_TASKS_
1. List every abbreviation written entirely in capital letters that appears in the signature analysis article, including its glossary section.
2. Answer these questions using the signature analysis article, one answer per line, marked the same way:
(a) On what date was the article posted?
(b) What causes the signature analysis software to generate an alarm?
(c) What position does Rob Caron hold?
3. Proceed with the signature analysis article, writing on from the point where it stops.

_TEXT SEGMENT_
#####

Signature Analysis Feature

February 25, 2022
Signature Analysis for Constant Surface Speed Cutting in CNC Machining

Caron Engineering has a new signature analysis feature for CNC machining to accurately monitor the exact path of a tool in cut. This is a new feature added to their product line in both their TMAC (adaptive tool monitoring system) and DTect-IT (sensor/software monitoring suite) products. For constant surface speed cutting operations, which have historically been difficult to monitor due to the varying spindle RPM as material is removed, this capability is specifically beneficial.

Signature analysis allows monitoring these cutting processes where the material diameter changes consistently during a cut. The RPM varies as the material increases or decreases causing sensor fluctuations unrelated to the tooling. To monitor these cutting operations, the signature analysis software learns the entire path (signature) of a cut using any sensor type. The user will define boundaries around this signature, both above and below it.  These boundaries define a window that the signature must stay within to satisfy a good cut. If any portion of the signature of a monitored tool extends beyond the upper or lower boundary, then an alarm is generated. It is a time-based analysis, so a consistent start time matching the cutting start time is crucial to success.

In manufacturing, this applies to such constant surface speed cutting as facing and turning operations on a CNC lathe, where the RPM is being adjusted automatically to maintain a proper chip load. The lathe starts cutting at the original diameter of the part and as it removes material, the diameter is consistently decreasing. Those RPM changes cause a spike in power which is difficult to monitor with typical tool monitoring. By learning the signature of the cut and setting boundaries around the learned signature, these cuts can be accurately monitored to ensure optimal surface finish.

“Signature analysis is not strictly used for constant surface (speed) cutting but can be applied to other areas of machine tool monitoring as well. There are situations when a customer wants to know when material is missing during a cut.  With the other technologies we only know if this occurs early in the cut.  Using signature analysis, we can determine missing material anywhere in the cut,” said Rob Caron (PE), President of Caron Engineering.

Related Glossary Terms

  • computer numerical control ( CNC)

    computer numerical control ( CNC)

    Microprocessor-based controller dedicated to a machine tool that permits the creation or modification of parts. Programmed numerical control activates the machine’s servos and spindle drives and controls the various machining operations. See DNC, direct numerical control; NC, numerical control.

#####

_EXTRACTED MATERIAL_
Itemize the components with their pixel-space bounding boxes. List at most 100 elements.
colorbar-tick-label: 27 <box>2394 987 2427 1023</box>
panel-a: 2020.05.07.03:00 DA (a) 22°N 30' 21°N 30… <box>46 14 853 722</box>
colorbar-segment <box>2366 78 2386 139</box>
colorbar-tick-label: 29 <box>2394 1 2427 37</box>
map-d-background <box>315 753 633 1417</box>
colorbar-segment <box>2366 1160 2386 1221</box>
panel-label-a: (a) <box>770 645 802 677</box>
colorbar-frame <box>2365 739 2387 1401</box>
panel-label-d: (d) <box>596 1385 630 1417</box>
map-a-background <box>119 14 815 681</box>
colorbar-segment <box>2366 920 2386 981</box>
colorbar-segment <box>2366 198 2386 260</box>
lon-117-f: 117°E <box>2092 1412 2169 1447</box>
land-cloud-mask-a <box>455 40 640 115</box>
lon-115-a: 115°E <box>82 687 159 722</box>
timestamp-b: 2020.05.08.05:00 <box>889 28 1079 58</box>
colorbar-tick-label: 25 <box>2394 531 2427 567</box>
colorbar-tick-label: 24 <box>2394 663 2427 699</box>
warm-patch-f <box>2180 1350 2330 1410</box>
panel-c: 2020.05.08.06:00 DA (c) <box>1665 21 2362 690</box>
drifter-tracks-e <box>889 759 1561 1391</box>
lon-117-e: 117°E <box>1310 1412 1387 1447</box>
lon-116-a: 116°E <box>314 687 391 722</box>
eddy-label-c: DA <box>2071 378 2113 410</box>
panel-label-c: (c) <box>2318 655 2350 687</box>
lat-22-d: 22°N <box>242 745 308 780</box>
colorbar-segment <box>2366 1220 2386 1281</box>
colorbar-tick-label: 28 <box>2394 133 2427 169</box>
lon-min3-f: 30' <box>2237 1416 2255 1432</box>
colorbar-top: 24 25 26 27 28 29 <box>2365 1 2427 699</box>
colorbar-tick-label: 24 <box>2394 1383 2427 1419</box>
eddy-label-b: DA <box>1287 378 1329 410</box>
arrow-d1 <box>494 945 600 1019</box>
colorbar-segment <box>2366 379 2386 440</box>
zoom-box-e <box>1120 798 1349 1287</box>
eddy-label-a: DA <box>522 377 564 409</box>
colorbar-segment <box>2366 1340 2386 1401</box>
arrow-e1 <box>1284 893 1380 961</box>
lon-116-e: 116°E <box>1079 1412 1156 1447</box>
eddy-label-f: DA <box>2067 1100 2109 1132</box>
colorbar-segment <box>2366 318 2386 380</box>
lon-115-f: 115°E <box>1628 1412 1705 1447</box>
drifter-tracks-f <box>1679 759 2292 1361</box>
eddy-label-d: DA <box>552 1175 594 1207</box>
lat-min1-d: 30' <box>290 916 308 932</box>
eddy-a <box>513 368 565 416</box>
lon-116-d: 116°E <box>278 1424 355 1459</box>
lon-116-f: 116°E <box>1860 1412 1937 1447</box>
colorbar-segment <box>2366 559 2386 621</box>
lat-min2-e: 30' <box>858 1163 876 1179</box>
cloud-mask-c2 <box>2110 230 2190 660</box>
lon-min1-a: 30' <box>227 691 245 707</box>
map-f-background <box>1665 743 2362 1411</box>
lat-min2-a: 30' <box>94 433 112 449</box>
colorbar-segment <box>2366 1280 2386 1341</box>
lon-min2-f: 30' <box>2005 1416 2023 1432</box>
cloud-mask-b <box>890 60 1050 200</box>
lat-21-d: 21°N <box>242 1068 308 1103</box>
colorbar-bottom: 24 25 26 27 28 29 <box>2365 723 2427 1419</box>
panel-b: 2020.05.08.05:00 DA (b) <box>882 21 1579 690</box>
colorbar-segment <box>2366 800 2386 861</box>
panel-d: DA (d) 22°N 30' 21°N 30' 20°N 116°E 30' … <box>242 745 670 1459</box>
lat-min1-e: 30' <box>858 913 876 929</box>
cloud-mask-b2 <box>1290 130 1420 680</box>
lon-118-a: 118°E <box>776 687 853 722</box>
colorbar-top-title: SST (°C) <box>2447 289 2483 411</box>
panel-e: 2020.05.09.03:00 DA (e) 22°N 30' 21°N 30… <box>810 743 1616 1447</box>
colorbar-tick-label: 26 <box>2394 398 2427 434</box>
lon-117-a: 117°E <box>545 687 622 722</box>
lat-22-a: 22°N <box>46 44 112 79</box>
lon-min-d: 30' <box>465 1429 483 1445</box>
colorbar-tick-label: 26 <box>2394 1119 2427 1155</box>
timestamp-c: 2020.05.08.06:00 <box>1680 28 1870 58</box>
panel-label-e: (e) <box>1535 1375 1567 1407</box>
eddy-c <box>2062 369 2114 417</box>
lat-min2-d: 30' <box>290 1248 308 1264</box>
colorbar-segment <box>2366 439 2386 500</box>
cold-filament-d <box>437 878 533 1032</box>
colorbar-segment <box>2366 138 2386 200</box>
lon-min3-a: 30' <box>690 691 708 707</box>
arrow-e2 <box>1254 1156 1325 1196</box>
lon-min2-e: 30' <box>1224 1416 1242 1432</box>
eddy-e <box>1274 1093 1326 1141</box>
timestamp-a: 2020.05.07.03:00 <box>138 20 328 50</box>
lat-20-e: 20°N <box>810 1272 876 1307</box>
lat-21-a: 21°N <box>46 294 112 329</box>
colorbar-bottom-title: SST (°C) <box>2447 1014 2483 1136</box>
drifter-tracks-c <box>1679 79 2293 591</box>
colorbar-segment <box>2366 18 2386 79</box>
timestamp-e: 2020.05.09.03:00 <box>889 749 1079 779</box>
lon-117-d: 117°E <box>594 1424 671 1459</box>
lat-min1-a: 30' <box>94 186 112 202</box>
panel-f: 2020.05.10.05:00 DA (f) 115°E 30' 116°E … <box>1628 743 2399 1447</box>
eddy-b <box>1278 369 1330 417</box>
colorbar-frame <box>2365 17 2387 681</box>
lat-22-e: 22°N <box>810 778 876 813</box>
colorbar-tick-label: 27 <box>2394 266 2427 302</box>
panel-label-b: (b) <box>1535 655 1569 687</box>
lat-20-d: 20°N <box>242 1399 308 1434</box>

#####

_TASK-BY-TASK OUTPUTS_
1. CNC, TMAC, RPM, PE, DNC, NC

2.
(a) February 25, 2022
(b) An alarm is generated if any portion of a monitored tool's signature extends beyond the upper or lower boundary.
(c) He is President of Caron Engineering.

3.
  • lathe

    lathe

    Turning machine capable of sawing, milling, grinding, gear-cutting, drilling, reaming, boring, threading, facing, chamfering, grooving, knurling, spinning, parting, necking, taper-cutting, and cam- and eccentric-cutting, as well as step- and straight-turning. Comes in a variety of forms, ranging from manual to semiautomatic to fully automatic, with major types being engine lathes, turning and contouring lathes, turret lathes and numerical-control lathes. The engine lathe consists of a headstock and spindle, tailstock, bed, carriage (complete with apron) and cross slides. Features include gear- (speed) and feed-selector levers, toolpost, compound rest, lead screw and reversing lead screw, threading dial and rapid-traverse lever. Special lathe types include through-the-spindle, camshaft and crankshaft, brake drum and rotor, spinning and gun-barrel machines. Toolroom and bench lathes are used for precision work; the former for tool-and-die work and similar tasks, the latter for small workpieces (instruments, watches), normally without a power feed. Models are typically designated according to their “swing,” or the largest-diameter workpiece that can be rotated; bed length, or the distance between centers; and horsepower generated. See turning machine.

  • turning

    turning

    Workpiece is held in a chuck, mounted on a face plate or secured between centers and rotated while a cutting tool, normally a single-point tool, is fed into it along its periphery or across its end or face. Takes the form of straight turning (cutting along the periphery of the workpiece); taper turning (creating a taper); step turning (turning different-size diameters on the same work); chamfering (beveling an edge or shoulder); facing (cutting on an end); turning threads (usually external but can be internal); roughing (high-volume metal removal); and finishing (final light cuts). Performed on lathes, turning centers, chucking machines, automatic screw machines and similar machines.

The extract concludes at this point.